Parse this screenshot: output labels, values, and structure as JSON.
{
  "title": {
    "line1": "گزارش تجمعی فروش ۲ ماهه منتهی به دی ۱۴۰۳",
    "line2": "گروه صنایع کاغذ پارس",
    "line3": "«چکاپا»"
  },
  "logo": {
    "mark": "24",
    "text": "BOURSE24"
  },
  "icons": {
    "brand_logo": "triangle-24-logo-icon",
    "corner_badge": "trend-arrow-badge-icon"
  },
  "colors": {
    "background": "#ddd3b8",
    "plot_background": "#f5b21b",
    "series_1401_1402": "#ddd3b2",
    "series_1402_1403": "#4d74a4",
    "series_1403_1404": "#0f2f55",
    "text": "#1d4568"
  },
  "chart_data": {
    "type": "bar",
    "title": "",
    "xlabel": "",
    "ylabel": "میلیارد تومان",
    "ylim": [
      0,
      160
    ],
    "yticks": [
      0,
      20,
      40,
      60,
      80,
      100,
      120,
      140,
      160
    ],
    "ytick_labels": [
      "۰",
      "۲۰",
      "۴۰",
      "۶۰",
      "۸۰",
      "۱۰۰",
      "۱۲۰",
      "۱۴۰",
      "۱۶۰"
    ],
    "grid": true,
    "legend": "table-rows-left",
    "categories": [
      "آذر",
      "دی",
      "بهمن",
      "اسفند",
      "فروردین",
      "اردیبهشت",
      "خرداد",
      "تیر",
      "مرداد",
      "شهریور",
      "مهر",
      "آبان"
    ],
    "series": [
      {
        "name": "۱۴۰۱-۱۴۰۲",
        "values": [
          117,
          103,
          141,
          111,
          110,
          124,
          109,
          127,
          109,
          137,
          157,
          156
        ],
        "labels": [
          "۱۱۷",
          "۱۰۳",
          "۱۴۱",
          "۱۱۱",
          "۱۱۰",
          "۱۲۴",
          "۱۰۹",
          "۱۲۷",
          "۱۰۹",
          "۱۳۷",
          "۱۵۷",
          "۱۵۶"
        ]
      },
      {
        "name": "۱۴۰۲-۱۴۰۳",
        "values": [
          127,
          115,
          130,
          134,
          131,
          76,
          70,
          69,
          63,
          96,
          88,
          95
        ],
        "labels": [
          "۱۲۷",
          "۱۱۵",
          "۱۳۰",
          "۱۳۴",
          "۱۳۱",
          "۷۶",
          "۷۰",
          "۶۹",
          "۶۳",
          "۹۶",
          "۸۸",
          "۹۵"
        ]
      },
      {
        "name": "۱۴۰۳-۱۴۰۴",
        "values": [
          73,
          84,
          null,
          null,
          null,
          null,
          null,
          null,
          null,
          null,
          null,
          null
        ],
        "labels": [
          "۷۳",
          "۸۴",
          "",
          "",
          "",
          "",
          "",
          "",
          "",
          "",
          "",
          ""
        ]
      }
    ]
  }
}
════════════════════
Identify the lines of the data that contain the word "name". Copy each of them.

WRITTEN ANSWER:
        "name": "۱۴۰۱-۱۴۰۲",
        "name": "۱۴۰۲-۱۴۰۳",
        "name": "۱۴۰۳-۱۴۰۴",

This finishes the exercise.